> **Input records**:
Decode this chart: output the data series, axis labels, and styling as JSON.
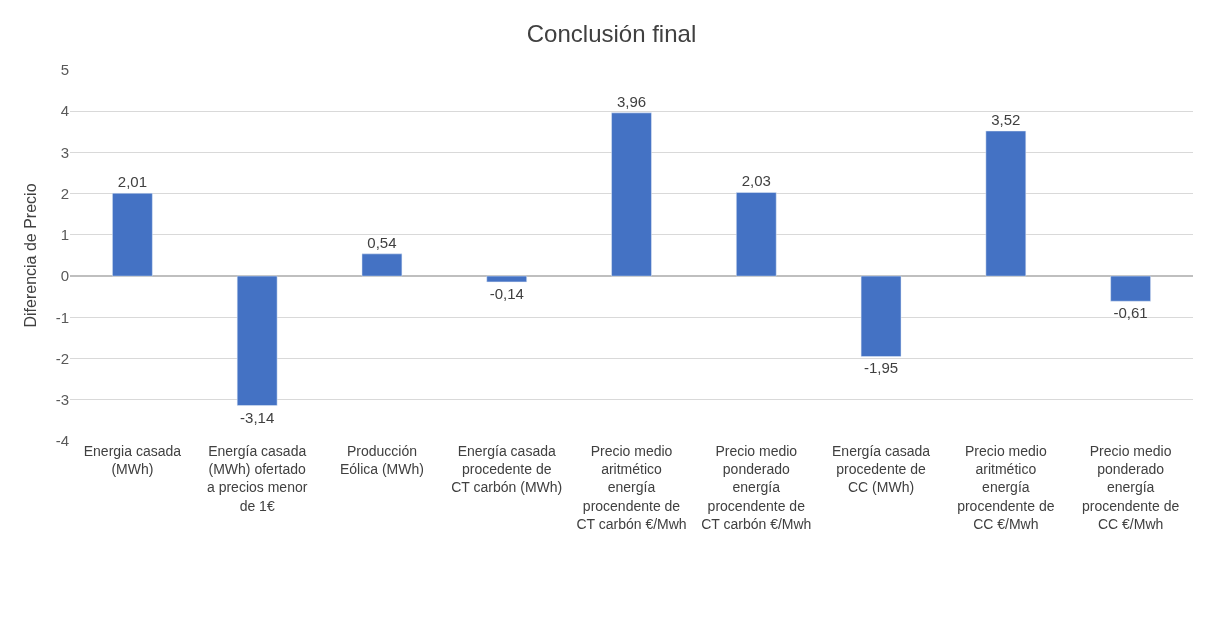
{
  "chart_data": {
    "type": "bar",
    "title": "Conclusión final",
    "ylabel": "Diferencia de Precio",
    "categories": [
      "Energia casada (MWh)",
      "Energía casada (MWh) ofertado a precios menor de 1€",
      "Producción Eólica (MWh)",
      "Energía casada procedente de CT carbón (MWh)",
      "Precio medio aritmético energía procendente de CT carbón €/Mwh",
      "Precio medio ponderado energía procendente de CT carbón €/Mwh",
      "Energía casada procedente de CC (MWh)",
      "Precio medio aritmético energía procendente de CC €/Mwh",
      "Precio medio ponderado energía procendente de CC €/Mwh"
    ],
    "values": [
      2.01,
      -3.14,
      0.54,
      -0.14,
      3.96,
      2.03,
      -1.95,
      3.52,
      -0.61
    ],
    "value_labels": [
      "2,01",
      "-3,14",
      "0,54",
      "-0,14",
      "3,96",
      "2,03",
      "-1,95",
      "3,52",
      "-0,61"
    ],
    "color": "#4472c4",
    "ylim": [
      -4,
      5
    ],
    "yticks": [
      -4,
      -3,
      -2,
      -1,
      0,
      1,
      2,
      3,
      4,
      5
    ],
    "grid": "y"
  }
}
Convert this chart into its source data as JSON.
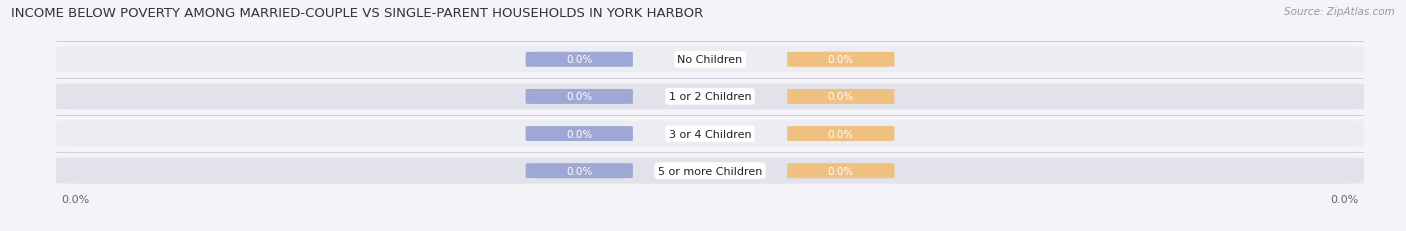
{
  "title": "INCOME BELOW POVERTY AMONG MARRIED-COUPLE VS SINGLE-PARENT HOUSEHOLDS IN YORK HARBOR",
  "source_text": "Source: ZipAtlas.com",
  "categories": [
    "No Children",
    "1 or 2 Children",
    "3 or 4 Children",
    "5 or more Children"
  ],
  "married_values": [
    "0.0%",
    "0.0%",
    "0.0%",
    "0.0%"
  ],
  "single_values": [
    "0.0%",
    "0.0%",
    "0.0%",
    "0.0%"
  ],
  "married_color": "#9fa8d5",
  "single_color": "#f0c080",
  "row_bg_light": "#ececf3",
  "row_bg_dark": "#e2e2eb",
  "row_pill_color": "#e8e8f0",
  "title_fontsize": 9.5,
  "source_fontsize": 7.5,
  "value_fontsize": 7.5,
  "category_fontsize": 8,
  "legend_fontsize": 8.5,
  "axis_tick_left": "0.0%",
  "axis_tick_right": "0.0%",
  "background_color": "#f4f4f8"
}
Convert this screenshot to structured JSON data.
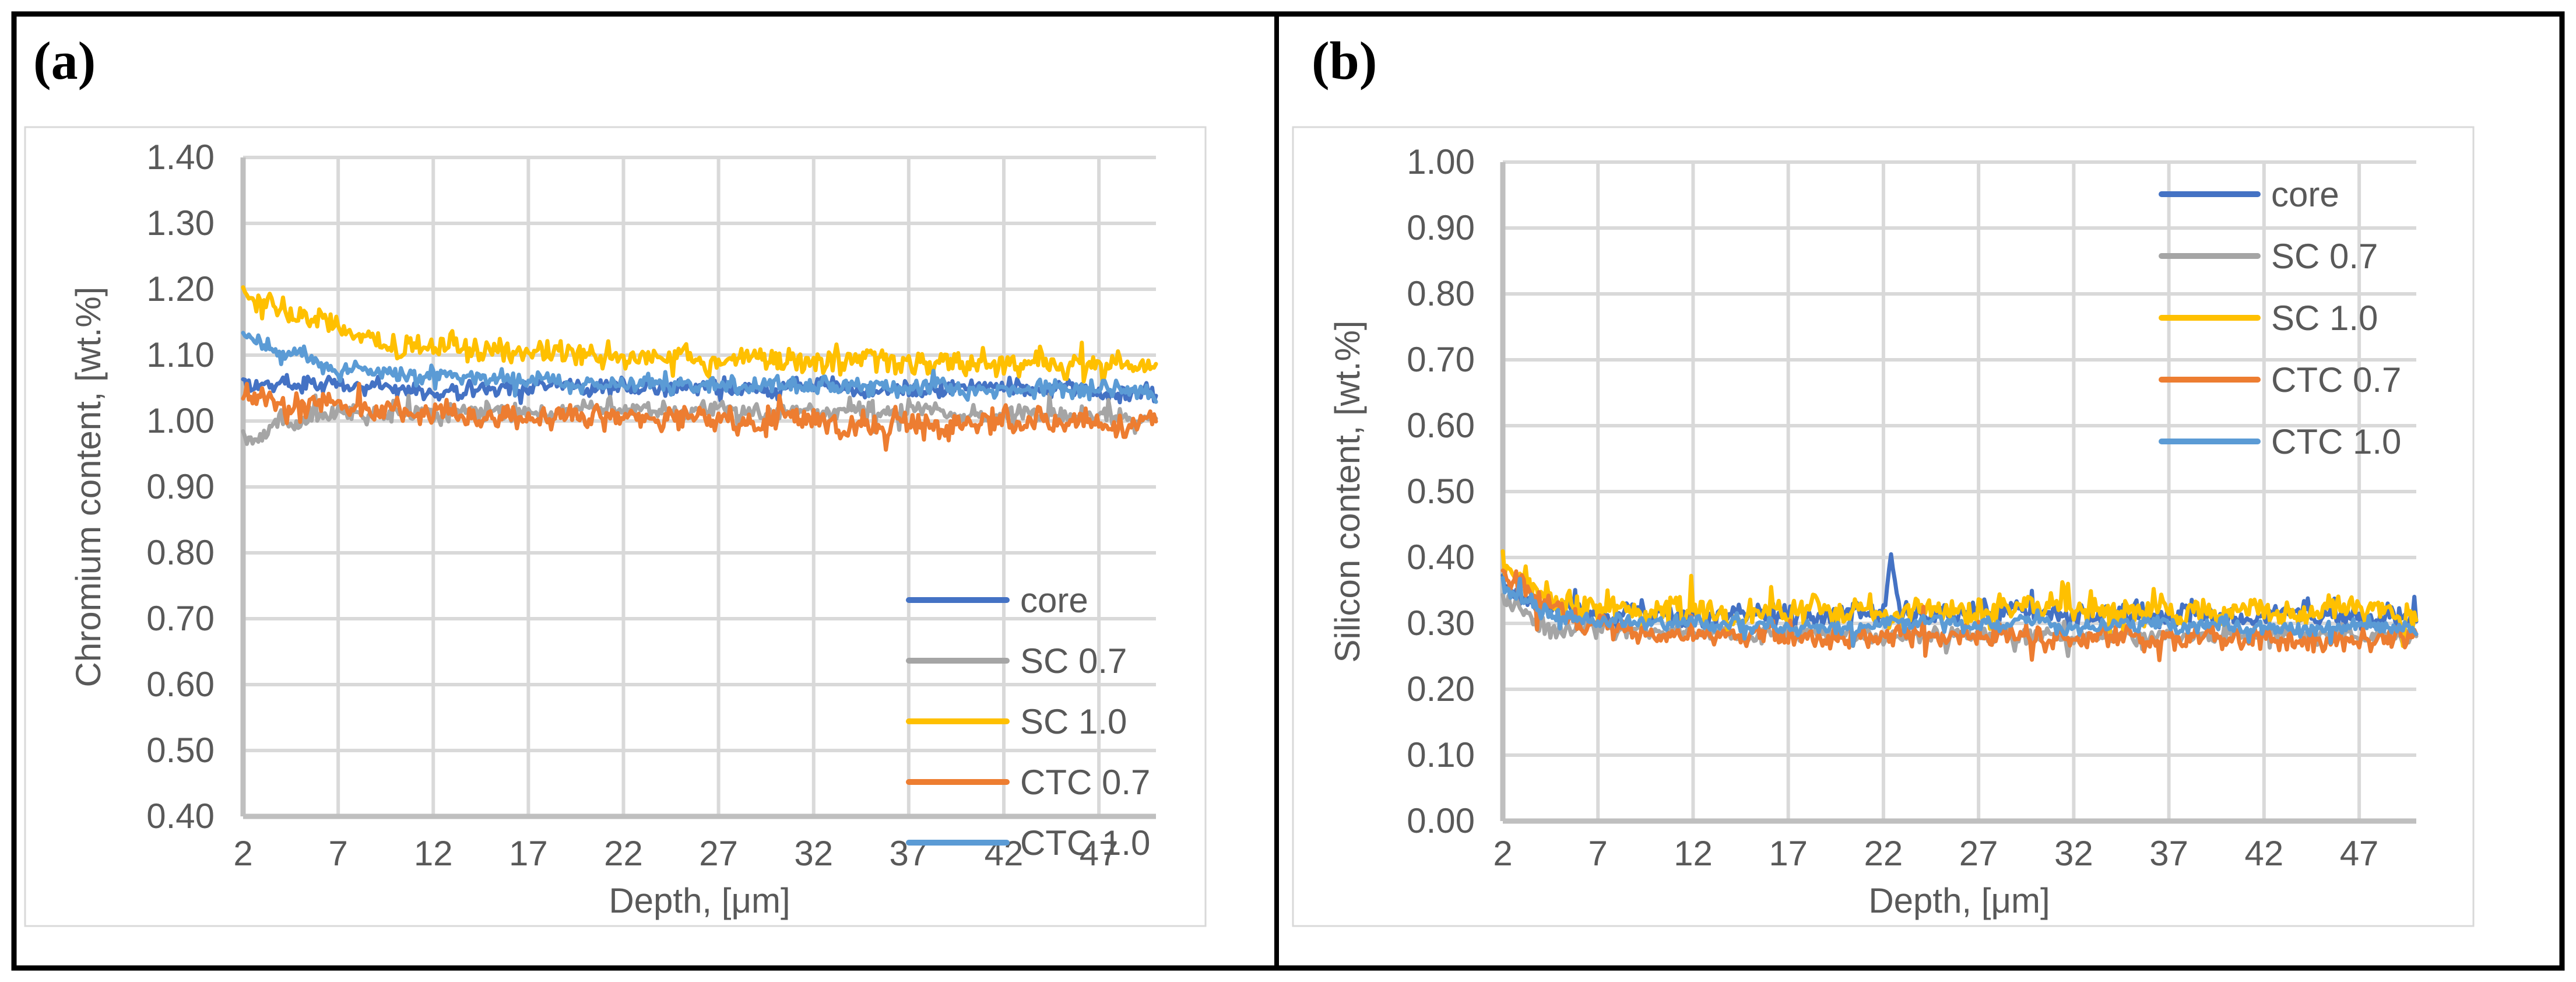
{
  "figure": {
    "background": "#ffffff",
    "frame_color": "#000000",
    "text_color": "#595959",
    "gridline_color": "#D9D9D9",
    "axis_line_color": "#BFBFBF"
  },
  "chart_data": [
    {
      "type": "line",
      "tag": "(a)",
      "xlabel": "Depth, [μm]",
      "ylabel": "Chromium content, [wt.%]",
      "xlim": [
        2,
        50
      ],
      "ylim": [
        0.4,
        1.4
      ],
      "x_ticks": [
        2,
        7,
        12,
        17,
        22,
        27,
        32,
        37,
        42,
        47
      ],
      "y_tick_step": 0.1,
      "y_tick_decimals": 2,
      "grid": true,
      "legend_position": "inside-lower-right",
      "x_points": {
        "start": 2,
        "end": 50,
        "count": 481
      },
      "series": [
        {
          "name": "core",
          "color": "#4472C4",
          "noise_amp": 0.015,
          "seed": 101,
          "trend": [
            [
              2,
              1.062
            ],
            [
              5,
              1.056
            ],
            [
              10,
              1.052
            ],
            [
              20,
              1.05
            ],
            [
              30,
              1.05
            ],
            [
              40,
              1.047
            ],
            [
              50,
              1.045
            ]
          ]
        },
        {
          "name": "SC 0.7",
          "color": "#A5A5A5",
          "noise_amp": 0.016,
          "seed": 202,
          "trend": [
            [
              2,
              0.985
            ],
            [
              2.8,
              0.968
            ],
            [
              4,
              0.998
            ],
            [
              8,
              1.01
            ],
            [
              15,
              1.015
            ],
            [
              25,
              1.018
            ],
            [
              35,
              1.015
            ],
            [
              50,
              1.008
            ]
          ]
        },
        {
          "name": "SC 1.0",
          "color": "#FFC000",
          "noise_amp": 0.021,
          "seed": 303,
          "trend": [
            [
              2,
              1.195
            ],
            [
              4,
              1.168
            ],
            [
              7,
              1.138
            ],
            [
              10,
              1.118
            ],
            [
              15,
              1.105
            ],
            [
              20,
              1.1
            ],
            [
              30,
              1.094
            ],
            [
              40,
              1.09
            ],
            [
              50,
              1.085
            ]
          ]
        },
        {
          "name": "CTC 0.7",
          "color": "#ED7D31",
          "noise_amp": 0.021,
          "seed": 404,
          "trend": [
            [
              2,
              1.035
            ],
            [
              5,
              1.022
            ],
            [
              10,
              1.012
            ],
            [
              20,
              1.005
            ],
            [
              30,
              1.0
            ],
            [
              40,
              0.998
            ],
            [
              50,
              0.992
            ]
          ]
        },
        {
          "name": "CTC 1.0",
          "color": "#5B9BD5",
          "noise_amp": 0.015,
          "seed": 505,
          "trend": [
            [
              2,
              1.132
            ],
            [
              4,
              1.1
            ],
            [
              7,
              1.082
            ],
            [
              10,
              1.072
            ],
            [
              15,
              1.062
            ],
            [
              20,
              1.057
            ],
            [
              30,
              1.052
            ],
            [
              40,
              1.05
            ],
            [
              50,
              1.047
            ]
          ]
        }
      ]
    },
    {
      "type": "line",
      "tag": "(b)",
      "xlabel": "Depth, [μm]",
      "ylabel": "Silicon content, [wt.%]",
      "xlim": [
        2,
        50
      ],
      "ylim": [
        0.0,
        1.0
      ],
      "x_ticks": [
        2,
        7,
        12,
        17,
        22,
        27,
        32,
        37,
        42,
        47
      ],
      "y_tick_step": 0.1,
      "y_tick_decimals": 2,
      "grid": true,
      "legend_position": "inside-upper-right",
      "x_points": {
        "start": 2,
        "end": 50,
        "count": 481
      },
      "series": [
        {
          "name": "core",
          "color": "#4472C4",
          "noise_amp": 0.018,
          "seed": 606,
          "trend": [
            [
              2,
              0.36
            ],
            [
              3,
              0.335
            ],
            [
              5,
              0.318
            ],
            [
              10,
              0.312
            ],
            [
              20,
              0.315
            ],
            [
              22,
              0.318
            ],
            [
              22.4,
              0.395
            ],
            [
              22.9,
              0.318
            ],
            [
              30,
              0.315
            ],
            [
              40,
              0.312
            ],
            [
              50,
              0.312
            ]
          ]
        },
        {
          "name": "SC 0.7",
          "color": "#A5A5A5",
          "noise_amp": 0.015,
          "seed": 707,
          "trend": [
            [
              2,
              0.335
            ],
            [
              4,
              0.3
            ],
            [
              8,
              0.288
            ],
            [
              15,
              0.285
            ],
            [
              25,
              0.285
            ],
            [
              35,
              0.282
            ],
            [
              50,
              0.28
            ]
          ]
        },
        {
          "name": "SC 1.0",
          "color": "#FFC000",
          "noise_amp": 0.024,
          "seed": 808,
          "trend": [
            [
              2,
              0.39
            ],
            [
              4,
              0.345
            ],
            [
              7,
              0.325
            ],
            [
              15,
              0.318
            ],
            [
              25,
              0.322
            ],
            [
              35,
              0.32
            ],
            [
              50,
              0.318
            ]
          ]
        },
        {
          "name": "CTC 0.7",
          "color": "#ED7D31",
          "noise_amp": 0.021,
          "seed": 909,
          "trend": [
            [
              2,
              0.375
            ],
            [
              4,
              0.325
            ],
            [
              8,
              0.288
            ],
            [
              15,
              0.278
            ],
            [
              25,
              0.28
            ],
            [
              35,
              0.276
            ],
            [
              50,
              0.275
            ]
          ]
        },
        {
          "name": "CTC 1.0",
          "color": "#5B9BD5",
          "noise_amp": 0.014,
          "seed": 1010,
          "trend": [
            [
              2,
              0.36
            ],
            [
              4,
              0.315
            ],
            [
              10,
              0.298
            ],
            [
              20,
              0.297
            ],
            [
              30,
              0.3
            ],
            [
              40,
              0.296
            ],
            [
              50,
              0.292
            ]
          ]
        }
      ]
    }
  ]
}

> **Written task**:
Show each line in the entries that holds the string "ylabel".

> **Answer for this exercise**:
    "ylabel": "Diferencia de Precio",
      "ylabel": "Chromium content, [wt.%]",
      "ylabel": "Silicon content, [wt.%]",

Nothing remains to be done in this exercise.